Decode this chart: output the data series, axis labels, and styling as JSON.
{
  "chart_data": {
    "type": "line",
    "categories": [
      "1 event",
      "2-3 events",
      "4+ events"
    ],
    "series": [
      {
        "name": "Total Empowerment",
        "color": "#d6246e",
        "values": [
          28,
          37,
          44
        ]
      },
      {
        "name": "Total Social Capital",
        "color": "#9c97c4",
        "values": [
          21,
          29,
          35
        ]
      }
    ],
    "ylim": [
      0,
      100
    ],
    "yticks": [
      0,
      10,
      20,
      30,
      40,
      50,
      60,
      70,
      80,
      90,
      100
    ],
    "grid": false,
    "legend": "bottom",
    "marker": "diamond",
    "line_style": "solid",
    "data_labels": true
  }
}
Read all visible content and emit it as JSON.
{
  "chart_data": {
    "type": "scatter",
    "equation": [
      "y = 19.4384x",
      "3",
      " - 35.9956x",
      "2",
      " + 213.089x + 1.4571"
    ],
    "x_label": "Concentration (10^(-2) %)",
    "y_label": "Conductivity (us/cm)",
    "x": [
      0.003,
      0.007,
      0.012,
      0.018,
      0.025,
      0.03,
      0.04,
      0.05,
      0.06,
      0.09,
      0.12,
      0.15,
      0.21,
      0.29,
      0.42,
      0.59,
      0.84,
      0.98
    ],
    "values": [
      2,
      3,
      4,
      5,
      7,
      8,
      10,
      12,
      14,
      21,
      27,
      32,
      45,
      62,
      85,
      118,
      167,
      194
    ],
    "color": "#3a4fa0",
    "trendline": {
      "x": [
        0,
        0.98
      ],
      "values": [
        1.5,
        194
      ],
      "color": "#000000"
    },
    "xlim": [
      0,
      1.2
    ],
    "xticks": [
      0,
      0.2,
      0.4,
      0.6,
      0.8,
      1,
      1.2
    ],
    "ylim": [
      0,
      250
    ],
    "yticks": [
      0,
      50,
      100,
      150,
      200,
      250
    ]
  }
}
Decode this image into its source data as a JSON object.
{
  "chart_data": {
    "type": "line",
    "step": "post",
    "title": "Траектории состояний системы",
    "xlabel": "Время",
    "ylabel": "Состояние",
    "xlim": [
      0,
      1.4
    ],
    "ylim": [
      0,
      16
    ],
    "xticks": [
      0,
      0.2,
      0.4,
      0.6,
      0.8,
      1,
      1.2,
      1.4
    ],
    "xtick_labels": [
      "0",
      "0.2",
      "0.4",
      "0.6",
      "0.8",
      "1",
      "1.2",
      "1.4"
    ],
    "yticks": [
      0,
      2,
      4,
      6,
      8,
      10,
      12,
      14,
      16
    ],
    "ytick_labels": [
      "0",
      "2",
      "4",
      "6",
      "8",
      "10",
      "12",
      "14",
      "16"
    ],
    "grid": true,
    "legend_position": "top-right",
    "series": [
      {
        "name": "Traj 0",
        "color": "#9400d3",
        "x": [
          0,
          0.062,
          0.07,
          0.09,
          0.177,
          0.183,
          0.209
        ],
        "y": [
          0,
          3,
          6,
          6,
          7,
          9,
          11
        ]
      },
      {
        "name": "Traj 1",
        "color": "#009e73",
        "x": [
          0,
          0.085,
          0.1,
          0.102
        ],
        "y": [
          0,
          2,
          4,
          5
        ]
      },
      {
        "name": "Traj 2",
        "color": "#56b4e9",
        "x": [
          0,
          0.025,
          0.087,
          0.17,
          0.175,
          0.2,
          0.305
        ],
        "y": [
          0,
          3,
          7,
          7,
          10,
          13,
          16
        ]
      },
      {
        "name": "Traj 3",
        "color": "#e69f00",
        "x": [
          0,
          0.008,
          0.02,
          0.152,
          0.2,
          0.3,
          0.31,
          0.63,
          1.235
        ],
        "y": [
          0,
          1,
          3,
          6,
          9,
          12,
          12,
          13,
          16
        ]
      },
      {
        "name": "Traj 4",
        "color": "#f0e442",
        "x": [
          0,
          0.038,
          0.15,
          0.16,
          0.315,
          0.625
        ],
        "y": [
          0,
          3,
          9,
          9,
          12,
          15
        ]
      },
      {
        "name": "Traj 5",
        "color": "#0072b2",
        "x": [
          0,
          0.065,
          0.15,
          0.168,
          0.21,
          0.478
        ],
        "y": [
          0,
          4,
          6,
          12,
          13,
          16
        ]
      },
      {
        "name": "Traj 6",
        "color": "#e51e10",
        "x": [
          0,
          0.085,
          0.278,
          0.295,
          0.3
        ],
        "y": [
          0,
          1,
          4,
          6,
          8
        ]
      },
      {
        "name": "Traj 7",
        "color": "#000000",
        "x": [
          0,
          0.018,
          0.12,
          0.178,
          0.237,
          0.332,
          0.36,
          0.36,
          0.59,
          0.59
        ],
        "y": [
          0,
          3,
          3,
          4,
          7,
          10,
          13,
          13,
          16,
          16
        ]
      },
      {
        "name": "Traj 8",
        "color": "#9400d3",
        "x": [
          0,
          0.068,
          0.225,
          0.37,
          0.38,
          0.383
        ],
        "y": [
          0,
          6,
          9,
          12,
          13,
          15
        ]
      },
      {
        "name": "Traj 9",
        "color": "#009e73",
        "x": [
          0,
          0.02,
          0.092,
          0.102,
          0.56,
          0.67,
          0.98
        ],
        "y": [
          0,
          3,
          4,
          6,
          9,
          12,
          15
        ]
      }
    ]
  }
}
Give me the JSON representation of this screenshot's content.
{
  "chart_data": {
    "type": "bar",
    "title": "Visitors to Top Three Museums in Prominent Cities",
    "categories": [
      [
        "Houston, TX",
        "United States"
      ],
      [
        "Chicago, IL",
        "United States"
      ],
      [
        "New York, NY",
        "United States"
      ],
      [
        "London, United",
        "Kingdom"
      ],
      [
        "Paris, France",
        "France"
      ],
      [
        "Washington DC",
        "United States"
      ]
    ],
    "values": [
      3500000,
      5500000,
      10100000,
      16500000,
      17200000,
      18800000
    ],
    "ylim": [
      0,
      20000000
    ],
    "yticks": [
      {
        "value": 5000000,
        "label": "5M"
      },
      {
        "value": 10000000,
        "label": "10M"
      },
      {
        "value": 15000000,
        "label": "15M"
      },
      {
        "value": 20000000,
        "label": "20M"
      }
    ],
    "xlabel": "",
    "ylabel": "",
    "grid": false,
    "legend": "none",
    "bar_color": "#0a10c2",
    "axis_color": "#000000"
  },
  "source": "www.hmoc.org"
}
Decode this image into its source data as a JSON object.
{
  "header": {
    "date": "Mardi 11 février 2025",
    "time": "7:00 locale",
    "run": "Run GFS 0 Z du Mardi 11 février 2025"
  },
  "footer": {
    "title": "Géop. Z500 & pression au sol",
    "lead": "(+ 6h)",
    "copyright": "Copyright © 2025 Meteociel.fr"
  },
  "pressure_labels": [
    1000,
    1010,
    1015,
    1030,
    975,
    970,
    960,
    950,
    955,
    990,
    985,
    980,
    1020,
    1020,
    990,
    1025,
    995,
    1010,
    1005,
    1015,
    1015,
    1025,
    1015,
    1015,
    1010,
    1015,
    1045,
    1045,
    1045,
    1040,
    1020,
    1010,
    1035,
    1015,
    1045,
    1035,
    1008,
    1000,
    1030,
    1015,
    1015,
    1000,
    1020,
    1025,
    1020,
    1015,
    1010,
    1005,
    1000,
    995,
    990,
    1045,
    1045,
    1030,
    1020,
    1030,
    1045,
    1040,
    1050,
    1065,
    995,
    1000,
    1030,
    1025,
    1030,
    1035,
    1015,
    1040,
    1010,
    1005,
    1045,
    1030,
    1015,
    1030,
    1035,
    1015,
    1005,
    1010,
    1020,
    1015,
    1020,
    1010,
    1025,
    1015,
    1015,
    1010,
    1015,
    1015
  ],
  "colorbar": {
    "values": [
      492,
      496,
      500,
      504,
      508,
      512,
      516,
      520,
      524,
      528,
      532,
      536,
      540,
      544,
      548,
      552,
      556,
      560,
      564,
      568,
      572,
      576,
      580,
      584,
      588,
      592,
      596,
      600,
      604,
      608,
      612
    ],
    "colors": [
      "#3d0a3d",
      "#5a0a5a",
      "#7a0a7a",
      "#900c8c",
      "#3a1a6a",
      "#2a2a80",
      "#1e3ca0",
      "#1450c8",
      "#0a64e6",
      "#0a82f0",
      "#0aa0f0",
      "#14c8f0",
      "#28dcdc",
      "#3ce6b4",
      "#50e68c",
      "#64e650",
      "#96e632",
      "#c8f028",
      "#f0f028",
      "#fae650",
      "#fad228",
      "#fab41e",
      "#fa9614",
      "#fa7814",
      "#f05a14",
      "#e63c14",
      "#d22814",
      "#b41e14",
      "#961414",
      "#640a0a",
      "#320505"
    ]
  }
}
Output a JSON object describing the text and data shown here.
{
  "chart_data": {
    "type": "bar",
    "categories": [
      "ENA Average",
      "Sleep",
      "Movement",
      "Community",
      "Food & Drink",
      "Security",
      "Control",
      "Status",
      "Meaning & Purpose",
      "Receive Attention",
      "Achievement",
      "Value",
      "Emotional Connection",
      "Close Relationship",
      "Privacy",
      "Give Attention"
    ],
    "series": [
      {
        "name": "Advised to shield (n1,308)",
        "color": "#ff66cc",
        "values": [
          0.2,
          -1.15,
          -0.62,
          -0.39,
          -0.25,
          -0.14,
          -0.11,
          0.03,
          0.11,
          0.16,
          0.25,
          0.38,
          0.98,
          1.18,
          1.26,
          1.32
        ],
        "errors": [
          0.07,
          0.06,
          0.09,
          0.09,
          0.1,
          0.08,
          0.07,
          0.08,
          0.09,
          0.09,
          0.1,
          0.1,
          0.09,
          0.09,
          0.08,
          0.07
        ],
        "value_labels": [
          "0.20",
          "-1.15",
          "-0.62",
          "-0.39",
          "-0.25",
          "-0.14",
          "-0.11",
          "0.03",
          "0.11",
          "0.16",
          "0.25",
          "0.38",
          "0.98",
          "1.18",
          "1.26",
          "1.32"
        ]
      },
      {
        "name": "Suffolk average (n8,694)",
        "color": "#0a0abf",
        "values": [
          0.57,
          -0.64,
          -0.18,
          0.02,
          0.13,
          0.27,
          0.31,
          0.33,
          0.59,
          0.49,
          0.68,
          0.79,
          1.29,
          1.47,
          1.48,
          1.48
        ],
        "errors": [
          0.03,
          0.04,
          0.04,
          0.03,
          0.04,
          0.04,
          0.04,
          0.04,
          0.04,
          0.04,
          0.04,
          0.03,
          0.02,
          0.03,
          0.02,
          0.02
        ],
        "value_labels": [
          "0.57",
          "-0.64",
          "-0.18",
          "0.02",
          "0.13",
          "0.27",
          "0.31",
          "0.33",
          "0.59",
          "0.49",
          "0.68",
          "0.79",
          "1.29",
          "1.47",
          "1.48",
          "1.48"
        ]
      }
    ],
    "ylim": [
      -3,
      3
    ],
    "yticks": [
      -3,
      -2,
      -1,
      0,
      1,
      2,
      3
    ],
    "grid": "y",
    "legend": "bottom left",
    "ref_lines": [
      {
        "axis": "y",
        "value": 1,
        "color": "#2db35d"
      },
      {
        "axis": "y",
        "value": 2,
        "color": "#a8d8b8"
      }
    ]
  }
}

= = = = = = =

▶ WHAT YOU NEED TO DO
How many of the lines above contain the string "this"? Give the number only.

▶ EXERCISE RESPONSE
4